-- START Supplied data --

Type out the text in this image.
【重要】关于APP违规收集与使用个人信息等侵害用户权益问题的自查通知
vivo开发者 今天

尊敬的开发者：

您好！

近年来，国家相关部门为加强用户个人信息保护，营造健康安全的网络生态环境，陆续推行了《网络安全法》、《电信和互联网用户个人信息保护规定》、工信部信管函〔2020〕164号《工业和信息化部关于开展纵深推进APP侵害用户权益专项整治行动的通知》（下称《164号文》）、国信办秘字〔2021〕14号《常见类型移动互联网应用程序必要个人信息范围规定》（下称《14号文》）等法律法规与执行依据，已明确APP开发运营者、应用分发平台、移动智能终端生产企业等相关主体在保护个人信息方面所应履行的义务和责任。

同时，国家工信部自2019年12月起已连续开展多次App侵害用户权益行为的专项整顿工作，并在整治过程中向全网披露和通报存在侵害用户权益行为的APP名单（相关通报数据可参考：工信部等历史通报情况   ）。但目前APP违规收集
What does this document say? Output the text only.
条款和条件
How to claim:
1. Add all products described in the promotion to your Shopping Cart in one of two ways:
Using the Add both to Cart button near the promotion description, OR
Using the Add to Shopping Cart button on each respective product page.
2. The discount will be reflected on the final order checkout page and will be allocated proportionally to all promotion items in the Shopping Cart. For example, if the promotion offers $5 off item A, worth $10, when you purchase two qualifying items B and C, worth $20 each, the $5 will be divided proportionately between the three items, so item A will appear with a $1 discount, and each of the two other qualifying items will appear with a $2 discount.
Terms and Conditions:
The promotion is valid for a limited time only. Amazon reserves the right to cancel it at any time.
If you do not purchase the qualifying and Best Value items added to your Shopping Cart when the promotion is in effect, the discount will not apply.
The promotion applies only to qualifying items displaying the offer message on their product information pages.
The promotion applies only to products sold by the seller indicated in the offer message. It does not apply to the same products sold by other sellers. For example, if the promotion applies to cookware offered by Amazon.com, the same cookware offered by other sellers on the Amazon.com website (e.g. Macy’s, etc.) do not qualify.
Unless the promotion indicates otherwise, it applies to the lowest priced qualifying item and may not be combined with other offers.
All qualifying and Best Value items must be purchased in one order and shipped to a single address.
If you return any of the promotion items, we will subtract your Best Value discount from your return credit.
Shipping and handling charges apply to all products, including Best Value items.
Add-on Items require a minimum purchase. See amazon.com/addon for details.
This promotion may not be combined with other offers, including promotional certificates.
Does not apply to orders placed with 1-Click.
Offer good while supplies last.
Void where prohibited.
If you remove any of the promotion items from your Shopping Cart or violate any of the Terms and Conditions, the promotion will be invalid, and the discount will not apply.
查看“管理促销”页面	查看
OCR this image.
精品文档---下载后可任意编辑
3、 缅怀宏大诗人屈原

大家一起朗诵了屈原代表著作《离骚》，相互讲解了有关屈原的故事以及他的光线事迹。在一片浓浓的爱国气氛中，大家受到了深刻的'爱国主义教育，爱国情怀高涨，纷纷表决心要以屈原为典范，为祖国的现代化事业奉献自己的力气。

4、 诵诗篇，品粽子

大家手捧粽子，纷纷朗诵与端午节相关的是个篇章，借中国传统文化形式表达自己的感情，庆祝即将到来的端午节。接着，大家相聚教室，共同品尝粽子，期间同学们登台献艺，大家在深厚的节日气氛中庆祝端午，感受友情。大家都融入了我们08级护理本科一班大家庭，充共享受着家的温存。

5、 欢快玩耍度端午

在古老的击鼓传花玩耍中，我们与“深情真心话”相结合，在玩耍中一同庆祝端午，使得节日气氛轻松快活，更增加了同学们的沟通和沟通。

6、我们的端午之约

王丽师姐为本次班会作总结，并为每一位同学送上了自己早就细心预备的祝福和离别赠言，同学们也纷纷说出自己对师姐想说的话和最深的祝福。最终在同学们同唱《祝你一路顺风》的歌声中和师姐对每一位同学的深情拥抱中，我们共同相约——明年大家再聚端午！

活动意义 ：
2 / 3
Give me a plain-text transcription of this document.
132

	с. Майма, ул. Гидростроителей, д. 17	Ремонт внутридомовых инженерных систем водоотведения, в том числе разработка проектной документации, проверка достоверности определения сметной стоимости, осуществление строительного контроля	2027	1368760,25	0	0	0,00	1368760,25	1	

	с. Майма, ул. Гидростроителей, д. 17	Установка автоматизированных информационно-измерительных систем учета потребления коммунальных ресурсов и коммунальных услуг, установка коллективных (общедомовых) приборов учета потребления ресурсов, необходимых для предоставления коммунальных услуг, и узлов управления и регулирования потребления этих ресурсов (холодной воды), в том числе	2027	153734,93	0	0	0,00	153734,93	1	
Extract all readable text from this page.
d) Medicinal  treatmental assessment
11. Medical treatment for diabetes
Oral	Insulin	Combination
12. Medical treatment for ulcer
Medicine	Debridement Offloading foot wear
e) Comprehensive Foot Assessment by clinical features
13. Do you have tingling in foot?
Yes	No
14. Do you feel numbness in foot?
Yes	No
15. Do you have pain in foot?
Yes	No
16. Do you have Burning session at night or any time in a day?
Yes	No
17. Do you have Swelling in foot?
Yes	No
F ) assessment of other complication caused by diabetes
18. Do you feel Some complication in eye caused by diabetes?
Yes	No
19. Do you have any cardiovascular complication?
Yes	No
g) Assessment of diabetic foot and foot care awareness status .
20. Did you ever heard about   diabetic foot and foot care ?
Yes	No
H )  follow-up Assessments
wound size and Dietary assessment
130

-- END Supplied data --

Short exercise:
Reproduce each line of the material above precisely.

Solution:
Type out the text in this image.
【重要】关于APP违规收集与使用个人信息等侵害用户权益问题的自查通知
vivo开发者 今天

尊敬的开发者：

您好！

近年来，国家相关部门为加强用户个人信息保护，营造健康安全的网络生态环境，陆续推行了《网络安全法》、《电信和互联网用户个人信息保护规定》、工信部信管函〔2020〕164号《工业和信息化部关于开展纵深推进APP侵害用户权益专项整治行动的通知》（下称《164号文》）、国信办秘字〔2021〕14号《常见类型移动互联网应用程序必要个人信息范围规定》（下称《14号文》）等法律法规与执行依据，已明确APP开发运营者、应用分发平台、移动智能终端生产企业等相关主体在保护个人信息方面所应履行的义务和责任。

同时，国家工信部自2019年12月起已连续开展多次App侵害用户权益行为的专项整顿工作，并在整治过程中向全网披露和通报存在侵害用户权益行为的APP名单（相关通报数据可参考：工信部等历史通报情况   ）。但目前APP违规收集
What does this document say? Output the text only.
条款和条件
How to claim:
1. Add all products described in the promotion to your Shopping Cart in one of two ways:
Using the Add both to Cart button near the promotion description, OR
Using the Add to Shopping Cart button on each respective product page.
2. The discount will be reflected on the final order checkout page and will be allocated proportionally to all promotion items in the Shopping Cart. For example, if the promotion offers $5 off item A, worth $10, when you purchase two qualifying items B and C, worth $20 each, the $5 will be divided proportionately between the three items, so item A will appear with a $1 discount, and each of the two other qualifying items will appear with a $2 discount.
Terms and Conditions:
The promotion is valid for a limited time only. Amazon reserves the right to cancel it at any time.
If you do not purchase the qualifying and Best Value items added to your Shopping Cart when the promotion is in effect, the discount will not apply.
The promotion applies only to qualifying items displaying the offer message on their product information pages.
The promotion applies only to products sold by the seller indicated in the offer message. It does not apply to the same products sold by other sellers. For example, if the promotion applies to cookware offered by Amazon.com, the same cookware offered by other sellers on the Amazon.com website (e.g. Macy’s, etc.) do not qualify.
Unless the promotion indicates otherwise, it applies to the lowest priced qualifying item and may not be combined with other offers.
All qualifying and Best Value items must be purchased in one order and shipped to a single address.
If you return any of the promotion items, we will subtract your Best Value discount from your return credit.
Shipping and handling charges apply to all products, including Best Value items.
Add-on Items require a minimum purchase. See amazon.com/addon for details.
This promotion may not be combined with other offers, including promotional certificates.
Does not apply to orders placed with 1-Click.
Offer good while supplies last.
Void where prohibited.
If you remove any of the promotion items from your Shopping Cart or violate any of the Terms and Conditions, the promotion will be invalid, and the discount will not apply.
查看“管理促销”页面	查看
OCR this image.
精品文档---下载后可任意编辑
3、 缅怀宏大诗人屈原

大家一起朗诵了屈原代表著作《离骚》，相互讲解了有关屈原的故事以及他的光线事迹。在一片浓浓的爱国气氛中，大家受到了深刻的'爱国主义教育，爱国情怀高涨，纷纷表决心要以屈原为典范，为祖国的现代化事业奉献自己的力气。

4、 诵诗篇，品粽子

大家手捧粽子，纷纷朗诵与端午节相关的是个篇章，借中国传统文化形式表达自己的感情，庆祝即将到来的端午节。接着，大家相聚教室，共同品尝粽子，期间同学们登台献艺，大家在深厚的节日气氛中庆祝端午，感受友情。大家都融入了我们08级护理本科一班大家庭，充共享受着家的温存。

5、 欢快玩耍度端午

在古老的击鼓传花玩耍中，我们与“深情真心话”相结合，在玩耍中一同庆祝端午，使得节日气氛轻松快活，更增加了同学们的沟通和沟通。

6、我们的端午之约

王丽师姐为本次班会作总结，并为每一位同学送上了自己早就细心预备的祝福和离别赠言，同学们也纷纷说出自己对师姐想说的话和最深的祝福。最终在同学们同唱《祝你一路顺风》的歌声中和师姐对每一位同学的深情拥抱中，我们共同相约——明年大家再聚端午！

活动意义 ：
2 / 3
Give me a plain-text transcription of this document.
132

	с. Майма, ул. Гидростроителей, д. 17	Ремонт внутридомовых инженерных систем водоотведения, в том числе разработка проектной документации, проверка достоверности определения сметной стоимости, осуществление строительного контроля	2027	1368760,25	0	0	0,00	1368760,25	1	

	с. Майма, ул. Гидростроителей, д. 17	Установка автоматизированных информационно-измерительных систем учета потребления коммунальных ресурсов и коммунальных услуг, установка коллективных (общедомовых) приборов учета потребления ресурсов, необходимых для предоставления коммунальных услуг, и узлов управления и регулирования потребления этих ресурсов (холодной воды), в том числе	2027	153734,93	0	0	0,00	153734,93	1	
Extract all readable text from this page.
d) Medicinal  treatmental assessment
11. Medical treatment for diabetes
Oral	Insulin	Combination
12. Medical treatment for ulcer
Medicine	Debridement Offloading foot wear
e) Comprehensive Foot Assessment by clinical features
13. Do you have tingling in foot?
Yes	No
14. Do you feel numbness in foot?
Yes	No
15. Do you have pain in foot?
Yes	No
16. Do you have Burning session at night or any time in a day?
Yes	No
17. Do you have Swelling in foot?
Yes	No
F ) assessment of other complication caused by diabetes
18. Do you feel Some complication in eye caused by diabetes?
Yes	No
19. Do you have any cardiovascular complication?
Yes	No
g) Assessment of diabetic foot and foot care awareness status .
20. Did you ever heard about   diabetic foot and foot care ?
Yes	No
H )  follow-up Assessments
wound size and Dietary assessment
130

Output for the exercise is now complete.